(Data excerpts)
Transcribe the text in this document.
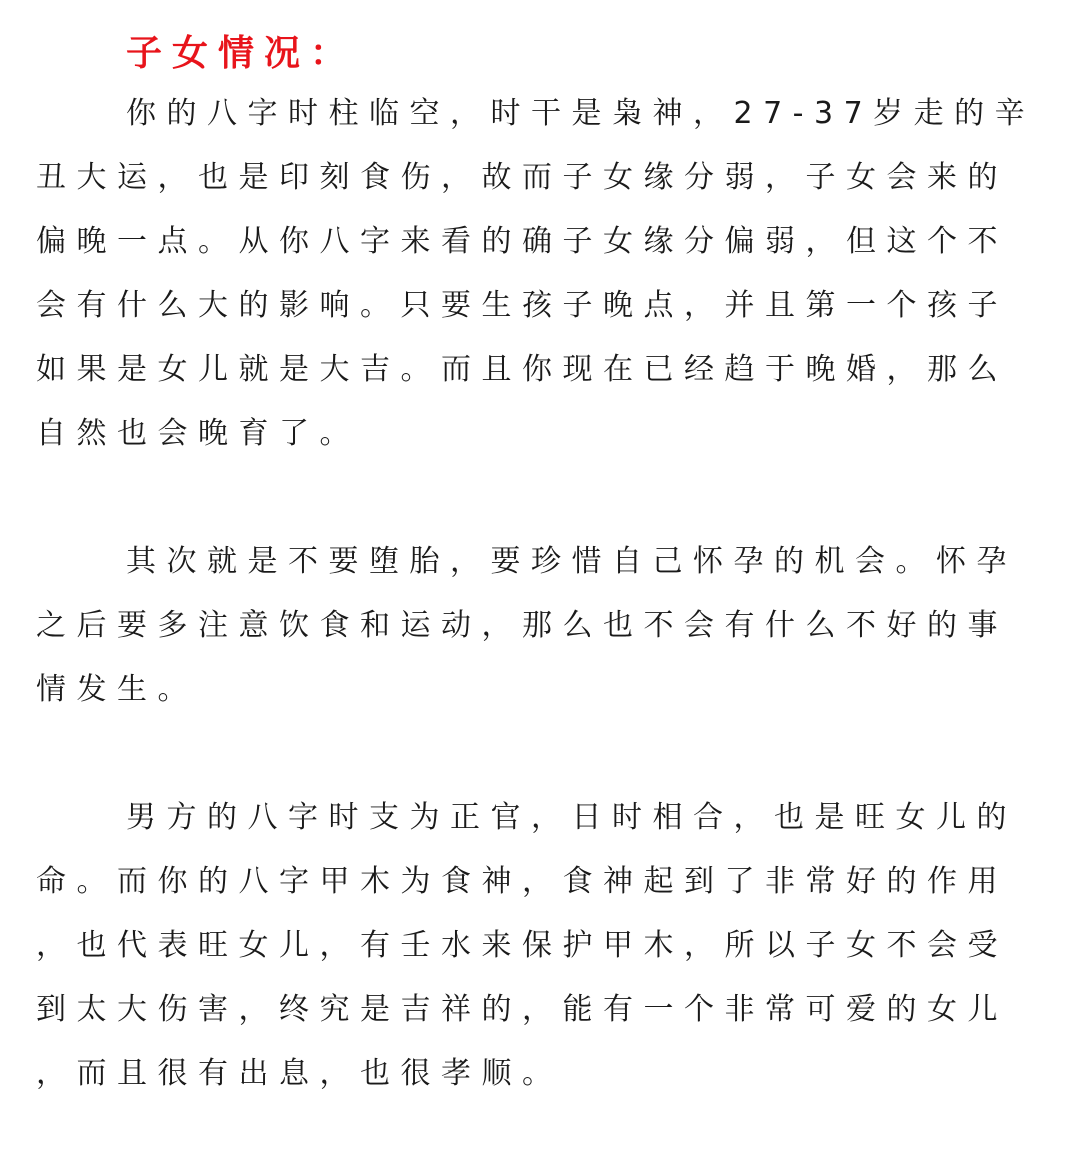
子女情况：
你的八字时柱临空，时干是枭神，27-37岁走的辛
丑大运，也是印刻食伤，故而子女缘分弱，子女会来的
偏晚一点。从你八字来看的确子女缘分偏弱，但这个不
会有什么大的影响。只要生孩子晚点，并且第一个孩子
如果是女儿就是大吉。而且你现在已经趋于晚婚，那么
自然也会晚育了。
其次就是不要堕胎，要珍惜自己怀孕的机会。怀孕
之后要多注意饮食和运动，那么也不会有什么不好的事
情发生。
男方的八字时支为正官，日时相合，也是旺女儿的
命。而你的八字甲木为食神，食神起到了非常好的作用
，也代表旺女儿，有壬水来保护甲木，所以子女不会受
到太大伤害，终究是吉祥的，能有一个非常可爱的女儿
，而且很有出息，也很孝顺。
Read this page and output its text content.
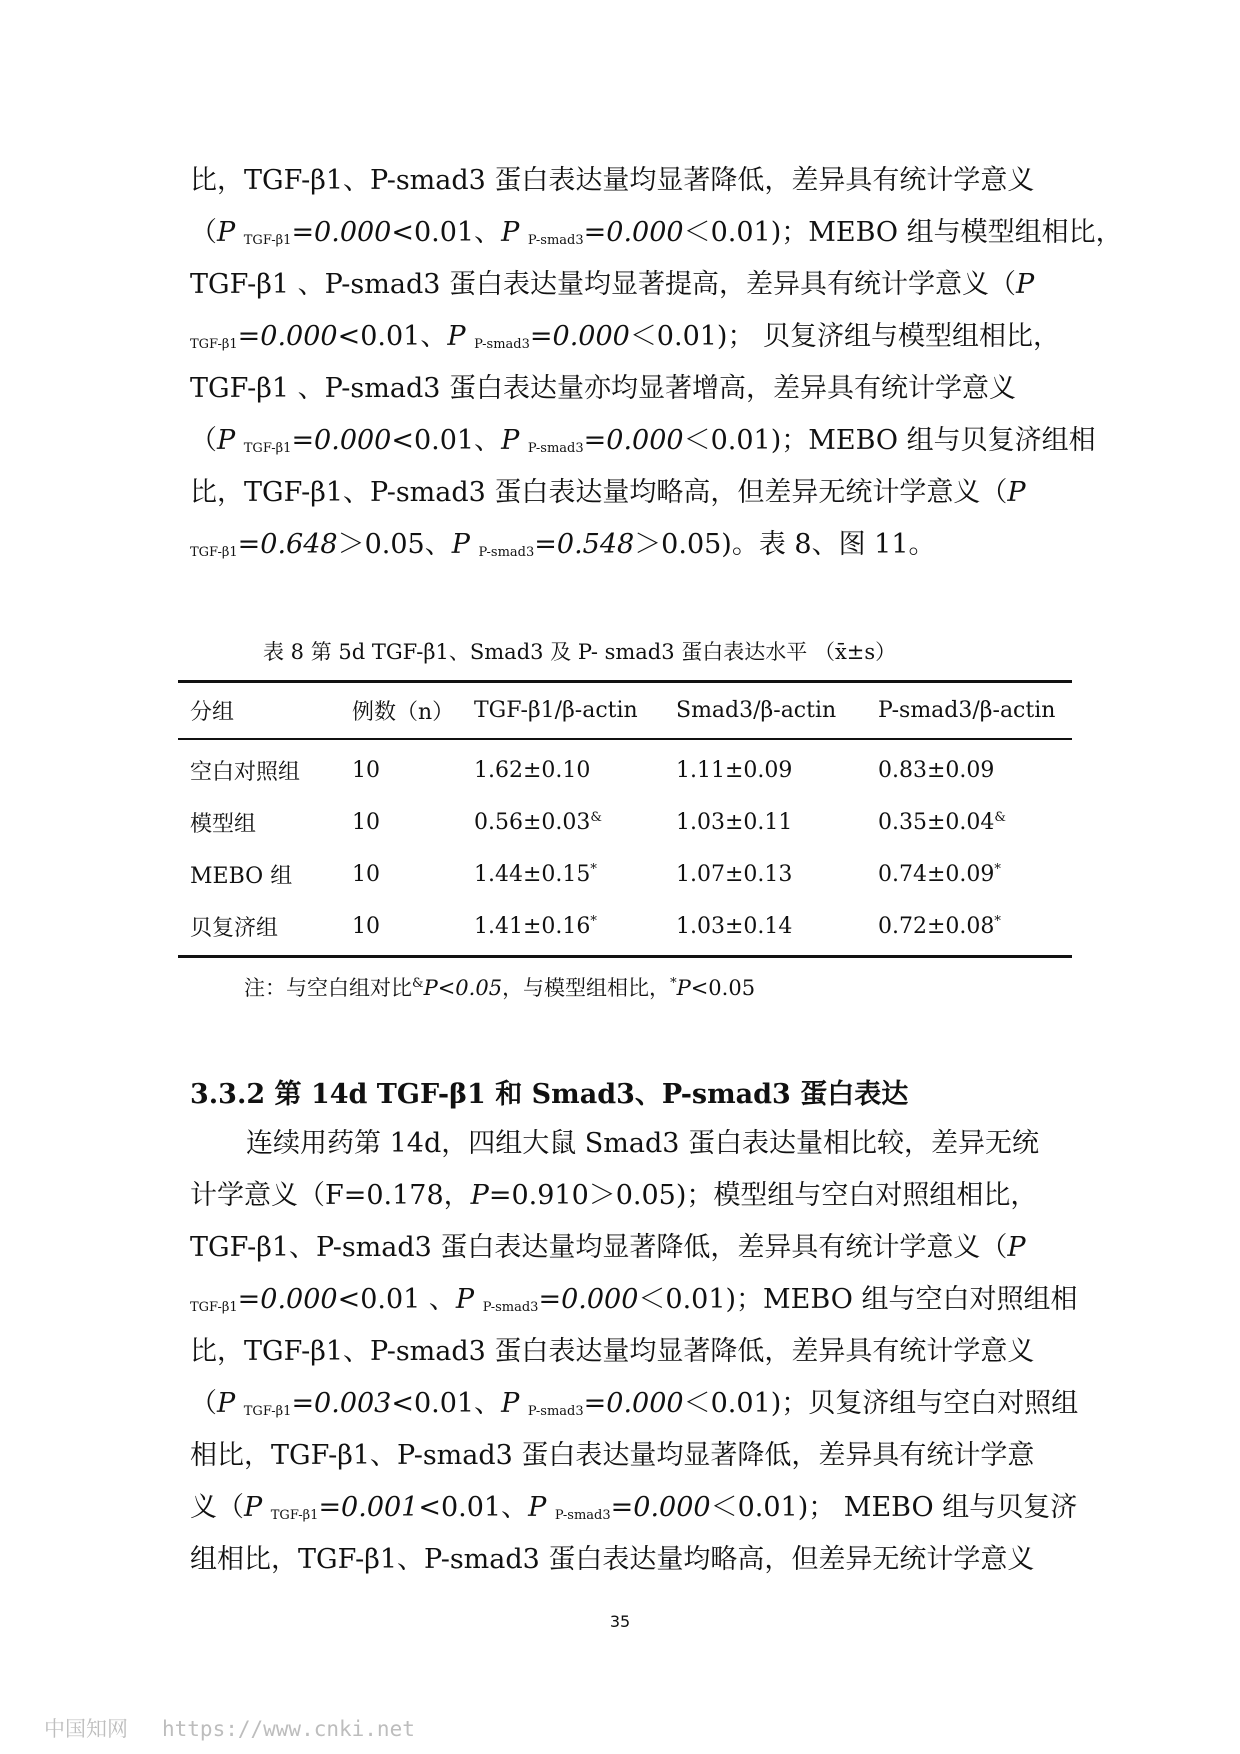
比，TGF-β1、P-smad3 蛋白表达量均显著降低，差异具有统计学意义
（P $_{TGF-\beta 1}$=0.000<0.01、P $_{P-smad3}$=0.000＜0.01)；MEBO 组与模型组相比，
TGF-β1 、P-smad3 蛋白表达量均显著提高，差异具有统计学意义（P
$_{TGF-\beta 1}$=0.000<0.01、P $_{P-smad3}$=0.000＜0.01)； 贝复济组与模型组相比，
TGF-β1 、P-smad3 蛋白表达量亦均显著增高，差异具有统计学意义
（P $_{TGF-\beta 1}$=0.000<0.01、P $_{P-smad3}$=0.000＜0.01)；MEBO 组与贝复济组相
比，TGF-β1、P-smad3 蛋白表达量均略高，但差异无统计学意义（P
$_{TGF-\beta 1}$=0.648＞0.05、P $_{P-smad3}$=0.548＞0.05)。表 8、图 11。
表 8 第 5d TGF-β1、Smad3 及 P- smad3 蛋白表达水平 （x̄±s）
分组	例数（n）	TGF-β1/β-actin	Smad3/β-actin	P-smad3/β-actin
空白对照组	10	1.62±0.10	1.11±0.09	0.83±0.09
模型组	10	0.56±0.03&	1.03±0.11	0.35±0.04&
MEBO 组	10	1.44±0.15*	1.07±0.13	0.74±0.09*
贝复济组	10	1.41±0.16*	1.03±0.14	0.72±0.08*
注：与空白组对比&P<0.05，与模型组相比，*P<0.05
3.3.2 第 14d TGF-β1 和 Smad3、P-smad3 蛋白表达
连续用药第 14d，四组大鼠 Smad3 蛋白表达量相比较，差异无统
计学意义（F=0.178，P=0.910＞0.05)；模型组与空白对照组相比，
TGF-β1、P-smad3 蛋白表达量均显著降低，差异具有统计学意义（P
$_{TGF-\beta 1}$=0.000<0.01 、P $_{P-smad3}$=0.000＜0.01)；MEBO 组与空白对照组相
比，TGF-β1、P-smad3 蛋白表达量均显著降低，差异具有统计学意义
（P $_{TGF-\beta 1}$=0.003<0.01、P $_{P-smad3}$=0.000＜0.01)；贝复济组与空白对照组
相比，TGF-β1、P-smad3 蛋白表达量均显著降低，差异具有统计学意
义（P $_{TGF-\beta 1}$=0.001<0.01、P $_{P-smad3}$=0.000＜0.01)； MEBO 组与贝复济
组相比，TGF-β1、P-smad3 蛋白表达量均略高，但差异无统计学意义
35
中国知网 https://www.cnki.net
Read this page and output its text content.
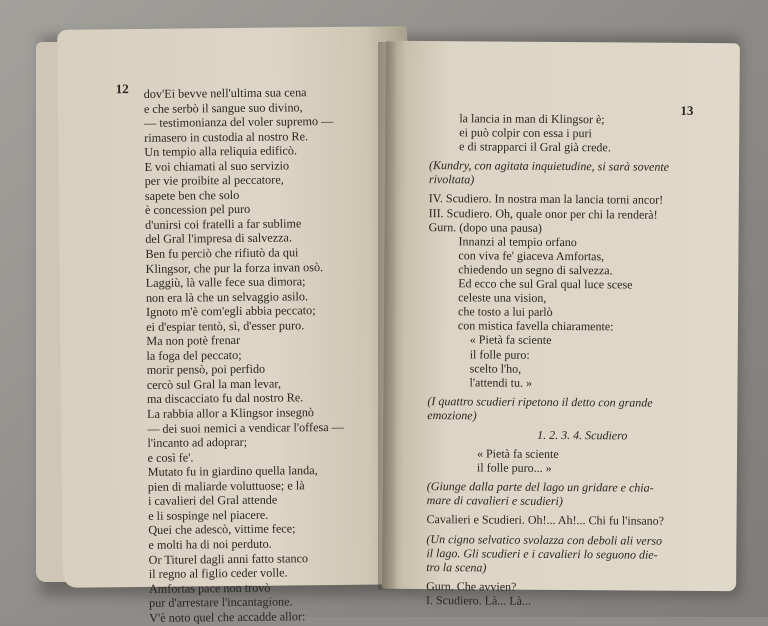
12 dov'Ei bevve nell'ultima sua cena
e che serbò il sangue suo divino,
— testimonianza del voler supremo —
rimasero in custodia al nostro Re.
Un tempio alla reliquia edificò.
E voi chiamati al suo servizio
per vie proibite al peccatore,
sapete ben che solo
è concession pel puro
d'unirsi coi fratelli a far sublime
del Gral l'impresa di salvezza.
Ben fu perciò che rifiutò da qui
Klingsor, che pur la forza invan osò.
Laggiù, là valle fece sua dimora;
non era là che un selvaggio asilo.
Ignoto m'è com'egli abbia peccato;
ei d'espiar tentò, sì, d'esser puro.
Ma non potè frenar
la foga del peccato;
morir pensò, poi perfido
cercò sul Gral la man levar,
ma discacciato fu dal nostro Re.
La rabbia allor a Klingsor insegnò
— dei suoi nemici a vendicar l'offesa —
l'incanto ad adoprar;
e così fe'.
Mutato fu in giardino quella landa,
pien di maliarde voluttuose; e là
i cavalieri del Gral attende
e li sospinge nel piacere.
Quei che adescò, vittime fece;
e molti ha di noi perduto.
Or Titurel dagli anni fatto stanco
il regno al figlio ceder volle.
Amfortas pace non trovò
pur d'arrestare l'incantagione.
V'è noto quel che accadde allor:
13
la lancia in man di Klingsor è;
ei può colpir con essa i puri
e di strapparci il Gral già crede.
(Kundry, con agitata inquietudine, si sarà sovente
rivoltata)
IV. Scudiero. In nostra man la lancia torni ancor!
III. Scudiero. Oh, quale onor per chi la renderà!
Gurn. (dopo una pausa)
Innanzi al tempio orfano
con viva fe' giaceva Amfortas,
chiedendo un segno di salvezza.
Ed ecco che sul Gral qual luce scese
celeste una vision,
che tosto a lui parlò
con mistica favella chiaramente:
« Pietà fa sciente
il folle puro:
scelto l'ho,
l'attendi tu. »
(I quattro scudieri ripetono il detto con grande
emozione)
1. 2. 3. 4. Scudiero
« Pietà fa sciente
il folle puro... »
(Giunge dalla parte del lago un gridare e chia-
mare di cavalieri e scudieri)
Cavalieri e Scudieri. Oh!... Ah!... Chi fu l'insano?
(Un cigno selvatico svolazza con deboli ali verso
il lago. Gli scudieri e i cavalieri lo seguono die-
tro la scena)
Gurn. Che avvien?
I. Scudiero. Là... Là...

◆ **Exercise**
What comes back should match the records exactly, minus any pictures.

◆ **Solution**
Transcribe the text in this document.
子女情况：
你的八字时柱临空，时干是枭神，27-37岁走的辛
丑大运，也是印刻食伤，故而子女缘分弱，子女会来的
偏晚一点。从你八字来看的确子女缘分偏弱，但这个不
会有什么大的影响。只要生孩子晚点，并且第一个孩子
如果是女儿就是大吉。而且你现在已经趋于晚婚，那么
自然也会晚育了。
其次就是不要堕胎，要珍惜自己怀孕的机会。怀孕
之后要多注意饮食和运动，那么也不会有什么不好的事
情发生。
男方的八字时支为正官，日时相合，也是旺女儿的
命。而你的八字甲木为食神，食神起到了非常好的作用
，也代表旺女儿，有壬水来保护甲木，所以子女不会受
到太大伤害，终究是吉祥的，能有一个非常可爱的女儿
，而且很有出息，也很孝顺。
Read this page and output its text content.
比，TGF-β1、P-smad3 蛋白表达量均显著降低，差异具有统计学意义
（P $_{TGF-\beta 1}$=0.000<0.01、P $_{P-smad3}$=0.000＜0.01)；MEBO 组与模型组相比，
TGF-β1 、P-smad3 蛋白表达量均显著提高，差异具有统计学意义（P
$_{TGF-\beta 1}$=0.000<0.01、P $_{P-smad3}$=0.000＜0.01)； 贝复济组与模型组相比，
TGF-β1 、P-smad3 蛋白表达量亦均显著增高，差异具有统计学意义
（P $_{TGF-\beta 1}$=0.000<0.01、P $_{P-smad3}$=0.000＜0.01)；MEBO 组与贝复济组相
比，TGF-β1、P-smad3 蛋白表达量均略高，但差异无统计学意义（P
$_{TGF-\beta 1}$=0.648＞0.05、P $_{P-smad3}$=0.548＞0.05)。表 8、图 11。
表 8 第 5d TGF-β1、Smad3 及 P- smad3 蛋白表达水平 （x̄±s）
分组	例数（n）	TGF-β1/β-actin	Smad3/β-actin	P-smad3/β-actin
空白对照组	10	1.62±0.10	1.11±0.09	0.83±0.09
模型组	10	0.56±0.03&	1.03±0.11	0.35±0.04&
MEBO 组	10	1.44±0.15*	1.07±0.13	0.74±0.09*
贝复济组	10	1.41±0.16*	1.03±0.14	0.72±0.08*
注：与空白组对比&P<0.05，与模型组相比，*P<0.05
3.3.2 第 14d TGF-β1 和 Smad3、P-smad3 蛋白表达
连续用药第 14d，四组大鼠 Smad3 蛋白表达量相比较，差异无统
计学意义（F=0.178，P=0.910＞0.05)；模型组与空白对照组相比，
TGF-β1、P-smad3 蛋白表达量均显著降低，差异具有统计学意义（P
$_{TGF-\beta 1}$=0.000<0.01 、P $_{P-smad3}$=0.000＜0.01)；MEBO 组与空白对照组相
比，TGF-β1、P-smad3 蛋白表达量均显著降低，差异具有统计学意义
（P $_{TGF-\beta 1}$=0.003<0.01、P $_{P-smad3}$=0.000＜0.01)；贝复济组与空白对照组
相比，TGF-β1、P-smad3 蛋白表达量均显著降低，差异具有统计学意
义（P $_{TGF-\beta 1}$=0.001<0.01、P $_{P-smad3}$=0.000＜0.01)； MEBO 组与贝复济
组相比，TGF-β1、P-smad3 蛋白表达量均略高，但差异无统计学意义
35
中国知网 https://www.cnki.net
Read this page and output its text content.
12 dov'Ei bevve nell'ultima sua cena
e che serbò il sangue suo divino,
— testimonianza del voler supremo —
rimasero in custodia al nostro Re.
Un tempio alla reliquia edificò.
E voi chiamati al suo servizio
per vie proibite al peccatore,
sapete ben che solo
è concession pel puro
d'unirsi coi fratelli a far sublime
del Gral l'impresa di salvezza.
Ben fu perciò che rifiutò da qui
Klingsor, che pur la forza invan osò.
Laggiù, là valle fece sua dimora;
non era là che un selvaggio asilo.
Ignoto m'è com'egli abbia peccato;
ei d'espiar tentò, sì, d'esser puro.
Ma non potè frenar
la foga del peccato;
morir pensò, poi perfido
cercò sul Gral la man levar,
ma discacciato fu dal nostro Re.
La rabbia allor a Klingsor insegnò
— dei suoi nemici a vendicar l'offesa —
l'incanto ad adoprar;
e così fe'.
Mutato fu in giardino quella landa,
pien di maliarde voluttuose; e là
i cavalieri del Gral attende
e li sospinge nel piacere.
Quei che adescò, vittime fece;
e molti ha di noi perduto.
Or Titurel dagli anni fatto stanco
il regno al figlio ceder volle.
Amfortas pace non trovò
pur d'arrestare l'incantagione.
V'è noto quel che accadde allor:
13
la lancia in man di Klingsor è;
ei può colpir con essa i puri
e di strapparci il Gral già crede.
(Kundry, con agitata inquietudine, si sarà sovente
rivoltata)
IV. Scudiero. In nostra man la lancia torni ancor!
III. Scudiero. Oh, quale onor per chi la renderà!
Gurn. (dopo una pausa)
Innanzi al tempio orfano
con viva fe' giaceva Amfortas,
chiedendo un segno di salvezza.
Ed ecco che sul Gral qual luce scese
celeste una vision,
che tosto a lui parlò
con mistica favella chiaramente:
« Pietà fa sciente
il folle puro:
scelto l'ho,
l'attendi tu. »
(I quattro scudieri ripetono il detto con grande
emozione)
1. 2. 3. 4. Scudiero
« Pietà fa sciente
il folle puro... »
(Giunge dalla parte del lago un gridare e chia-
mare di cavalieri e scudieri)
Cavalieri e Scudieri. Oh!... Ah!... Chi fu l'insano?
(Un cigno selvatico svolazza con deboli ali verso
il lago. Gli scudieri e i cavalieri lo seguono die-
tro la scena)
Gurn. Che avvien?
I. Scudiero. Là... Là...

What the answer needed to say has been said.